● Stored data
— Start —

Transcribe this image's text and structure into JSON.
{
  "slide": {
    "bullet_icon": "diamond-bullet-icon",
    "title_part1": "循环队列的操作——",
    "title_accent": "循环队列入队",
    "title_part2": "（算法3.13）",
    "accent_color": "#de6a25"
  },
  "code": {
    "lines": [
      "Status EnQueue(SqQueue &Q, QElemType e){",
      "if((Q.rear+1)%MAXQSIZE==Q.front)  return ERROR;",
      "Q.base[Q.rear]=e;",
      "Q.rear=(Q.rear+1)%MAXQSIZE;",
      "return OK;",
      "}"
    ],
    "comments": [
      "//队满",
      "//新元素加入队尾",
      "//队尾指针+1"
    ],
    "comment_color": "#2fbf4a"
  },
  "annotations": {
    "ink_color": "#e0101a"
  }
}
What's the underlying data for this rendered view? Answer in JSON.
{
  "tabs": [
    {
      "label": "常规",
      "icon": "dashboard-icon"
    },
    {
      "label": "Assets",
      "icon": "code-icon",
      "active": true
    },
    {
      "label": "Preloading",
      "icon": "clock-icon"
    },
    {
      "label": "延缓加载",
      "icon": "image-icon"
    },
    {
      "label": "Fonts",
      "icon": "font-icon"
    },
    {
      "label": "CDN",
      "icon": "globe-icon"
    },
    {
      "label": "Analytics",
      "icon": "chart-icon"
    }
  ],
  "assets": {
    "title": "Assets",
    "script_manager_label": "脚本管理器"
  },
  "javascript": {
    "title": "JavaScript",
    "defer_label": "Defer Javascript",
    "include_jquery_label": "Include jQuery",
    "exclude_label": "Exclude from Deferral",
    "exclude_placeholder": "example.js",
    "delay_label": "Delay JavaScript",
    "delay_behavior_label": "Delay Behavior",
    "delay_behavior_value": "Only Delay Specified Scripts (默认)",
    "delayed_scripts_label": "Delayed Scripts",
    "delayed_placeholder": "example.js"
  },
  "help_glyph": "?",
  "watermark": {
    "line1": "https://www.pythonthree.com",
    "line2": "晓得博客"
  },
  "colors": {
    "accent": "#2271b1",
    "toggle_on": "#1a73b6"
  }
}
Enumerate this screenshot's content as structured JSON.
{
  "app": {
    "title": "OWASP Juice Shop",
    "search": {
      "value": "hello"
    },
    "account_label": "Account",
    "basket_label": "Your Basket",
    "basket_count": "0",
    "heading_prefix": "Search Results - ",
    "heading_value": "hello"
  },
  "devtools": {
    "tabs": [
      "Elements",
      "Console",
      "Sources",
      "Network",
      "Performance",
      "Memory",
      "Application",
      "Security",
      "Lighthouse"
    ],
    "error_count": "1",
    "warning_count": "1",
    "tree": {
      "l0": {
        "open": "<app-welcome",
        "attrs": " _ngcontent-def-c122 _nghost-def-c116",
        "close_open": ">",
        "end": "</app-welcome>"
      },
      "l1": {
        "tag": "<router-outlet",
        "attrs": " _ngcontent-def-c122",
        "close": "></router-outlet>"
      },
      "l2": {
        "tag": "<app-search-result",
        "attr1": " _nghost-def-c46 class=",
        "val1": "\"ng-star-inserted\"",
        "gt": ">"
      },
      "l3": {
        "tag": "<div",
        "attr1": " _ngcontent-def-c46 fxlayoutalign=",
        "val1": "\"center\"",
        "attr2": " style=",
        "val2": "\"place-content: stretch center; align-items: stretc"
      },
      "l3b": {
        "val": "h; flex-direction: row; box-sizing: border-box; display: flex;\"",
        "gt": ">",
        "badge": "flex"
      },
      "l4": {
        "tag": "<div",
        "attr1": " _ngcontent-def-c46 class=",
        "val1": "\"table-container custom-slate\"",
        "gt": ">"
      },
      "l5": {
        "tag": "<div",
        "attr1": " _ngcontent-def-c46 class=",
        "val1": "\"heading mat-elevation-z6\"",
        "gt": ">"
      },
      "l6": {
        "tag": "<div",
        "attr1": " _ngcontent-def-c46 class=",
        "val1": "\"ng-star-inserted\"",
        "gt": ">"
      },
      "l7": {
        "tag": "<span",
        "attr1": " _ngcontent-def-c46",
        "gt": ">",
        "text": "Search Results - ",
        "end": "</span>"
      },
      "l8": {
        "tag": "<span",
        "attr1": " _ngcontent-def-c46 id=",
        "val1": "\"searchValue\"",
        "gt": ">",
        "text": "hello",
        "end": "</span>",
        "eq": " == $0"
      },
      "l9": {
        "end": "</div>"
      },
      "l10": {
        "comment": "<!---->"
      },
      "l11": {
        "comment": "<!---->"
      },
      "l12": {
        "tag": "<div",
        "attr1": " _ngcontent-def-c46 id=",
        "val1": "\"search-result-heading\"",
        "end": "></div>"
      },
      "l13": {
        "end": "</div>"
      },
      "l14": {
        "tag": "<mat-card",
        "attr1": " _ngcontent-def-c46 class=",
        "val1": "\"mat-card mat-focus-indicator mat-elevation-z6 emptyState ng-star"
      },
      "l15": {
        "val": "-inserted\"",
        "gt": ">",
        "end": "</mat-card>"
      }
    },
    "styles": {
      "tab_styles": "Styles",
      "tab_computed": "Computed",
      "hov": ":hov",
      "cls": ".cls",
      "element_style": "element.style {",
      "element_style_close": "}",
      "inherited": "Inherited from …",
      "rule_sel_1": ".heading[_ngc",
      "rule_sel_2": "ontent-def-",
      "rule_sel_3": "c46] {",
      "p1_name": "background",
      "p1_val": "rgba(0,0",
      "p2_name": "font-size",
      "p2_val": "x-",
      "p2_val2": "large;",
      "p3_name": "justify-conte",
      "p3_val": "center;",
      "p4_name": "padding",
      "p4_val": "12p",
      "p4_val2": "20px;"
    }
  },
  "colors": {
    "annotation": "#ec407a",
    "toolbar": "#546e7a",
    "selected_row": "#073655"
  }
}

— End —

● TASK TO COMPLETE
Produce an exact copy of all the records.

● SOLUTION TO THE PROBLEM
Transcribe this image's text and structure into JSON.
{
  "slide": {
    "bullet_icon": "diamond-bullet-icon",
    "title_part1": "循环队列的操作——",
    "title_accent": "循环队列入队",
    "title_part2": "（算法3.13）",
    "accent_color": "#de6a25"
  },
  "code": {
    "lines": [
      "Status EnQueue(SqQueue &Q, QElemType e){",
      "if((Q.rear+1)%MAXQSIZE==Q.front)  return ERROR;",
      "Q.base[Q.rear]=e;",
      "Q.rear=(Q.rear+1)%MAXQSIZE;",
      "return OK;",
      "}"
    ],
    "comments": [
      "//队满",
      "//新元素加入队尾",
      "//队尾指针+1"
    ],
    "comment_color": "#2fbf4a"
  },
  "annotations": {
    "ink_color": "#e0101a"
  }
}
What's the underlying data for this rendered view? Answer in JSON.
{
  "tabs": [
    {
      "label": "常规",
      "icon": "dashboard-icon"
    },
    {
      "label": "Assets",
      "icon": "code-icon",
      "active": true
    },
    {
      "label": "Preloading",
      "icon": "clock-icon"
    },
    {
      "label": "延缓加载",
      "icon": "image-icon"
    },
    {
      "label": "Fonts",
      "icon": "font-icon"
    },
    {
      "label": "CDN",
      "icon": "globe-icon"
    },
    {
      "label": "Analytics",
      "icon": "chart-icon"
    }
  ],
  "assets": {
    "title": "Assets",
    "script_manager_label": "脚本管理器"
  },
  "javascript": {
    "title": "JavaScript",
    "defer_label": "Defer Javascript",
    "include_jquery_label": "Include jQuery",
    "exclude_label": "Exclude from Deferral",
    "exclude_placeholder": "example.js",
    "delay_label": "Delay JavaScript",
    "delay_behavior_label": "Delay Behavior",
    "delay_behavior_value": "Only Delay Specified Scripts (默认)",
    "delayed_scripts_label": "Delayed Scripts",
    "delayed_placeholder": "example.js"
  },
  "help_glyph": "?",
  "watermark": {
    "line1": "https://www.pythonthree.com",
    "line2": "晓得博客"
  },
  "colors": {
    "accent": "#2271b1",
    "toggle_on": "#1a73b6"
  }
}
Enumerate this screenshot's content as structured JSON.
{
  "app": {
    "title": "OWASP Juice Shop",
    "search": {
      "value": "hello"
    },
    "account_label": "Account",
    "basket_label": "Your Basket",
    "basket_count": "0",
    "heading_prefix": "Search Results - ",
    "heading_value": "hello"
  },
  "devtools": {
    "tabs": [
      "Elements",
      "Console",
      "Sources",
      "Network",
      "Performance",
      "Memory",
      "Application",
      "Security",
      "Lighthouse"
    ],
    "error_count": "1",
    "warning_count": "1",
    "tree": {
      "l0": {
        "open": "<app-welcome",
        "attrs": " _ngcontent-def-c122 _nghost-def-c116",
        "close_open": ">",
        "end": "</app-welcome>"
      },
      "l1": {
        "tag": "<router-outlet",
        "attrs": " _ngcontent-def-c122",
        "close": "></router-outlet>"
      },
      "l2": {
        "tag": "<app-search-result",
        "attr1": " _nghost-def-c46 class=",
        "val1": "\"ng-star-inserted\"",
        "gt": ">"
      },
      "l3": {
        "tag": "<div",
        "attr1": " _ngcontent-def-c46 fxlayoutalign=",
        "val1": "\"center\"",
        "attr2": " style=",
        "val2": "\"place-content: stretch center; align-items: stretc"
      },
      "l3b": {
        "val": "h; flex-direction: row; box-sizing: border-box; display: flex;\"",
        "gt": ">",
        "badge": "flex"
      },
      "l4": {
        "tag": "<div",
        "attr1": " _ngcontent-def-c46 class=",
        "val1": "\"table-container custom-slate\"",
        "gt": ">"
      },
      "l5": {
        "tag": "<div",
        "attr1": " _ngcontent-def-c46 class=",
        "val1": "\"heading mat-elevation-z6\"",
        "gt": ">"
      },
      "l6": {
        "tag": "<div",
        "attr1": " _ngcontent-def-c46 class=",
        "val1": "\"ng-star-inserted\"",
        "gt": ">"
      },
      "l7": {
        "tag": "<span",
        "attr1": " _ngcontent-def-c46",
        "gt": ">",
        "text": "Search Results - ",
        "end": "</span>"
      },
      "l8": {
        "tag": "<span",
        "attr1": " _ngcontent-def-c46 id=",
        "val1": "\"searchValue\"",
        "gt": ">",
        "text": "hello",
        "end": "</span>",
        "eq": " == $0"
      },
      "l9": {
        "end": "</div>"
      },
      "l10": {
        "comment": "<!---->"
      },
      "l11": {
        "comment": "<!---->"
      },
      "l12": {
        "tag": "<div",
        "attr1": " _ngcontent-def-c46 id=",
        "val1": "\"search-result-heading\"",
        "end": "></div>"
      },
      "l13": {
        "end": "</div>"
      },
      "l14": {
        "tag": "<mat-card",
        "attr1": " _ngcontent-def-c46 class=",
        "val1": "\"mat-card mat-focus-indicator mat-elevation-z6 emptyState ng-star"
      },
      "l15": {
        "val": "-inserted\"",
        "gt": ">",
        "end": "</mat-card>"
      }
    },
    "styles": {
      "tab_styles": "Styles",
      "tab_computed": "Computed",
      "hov": ":hov",
      "cls": ".cls",
      "element_style": "element.style {",
      "element_style_close": "}",
      "inherited": "Inherited from …",
      "rule_sel_1": ".heading[_ngc",
      "rule_sel_2": "ontent-def-",
      "rule_sel_3": "c46] {",
      "p1_name": "background",
      "p1_val": "rgba(0,0",
      "p2_name": "font-size",
      "p2_val": "x-",
      "p2_val2": "large;",
      "p3_name": "justify-conte",
      "p3_val": "center;",
      "p4_name": "padding",
      "p4_val": "12p",
      "p4_val2": "20px;"
    }
  },
  "colors": {
    "annotation": "#ec407a",
    "toolbar": "#546e7a",
    "selected_row": "#073655"
  }
}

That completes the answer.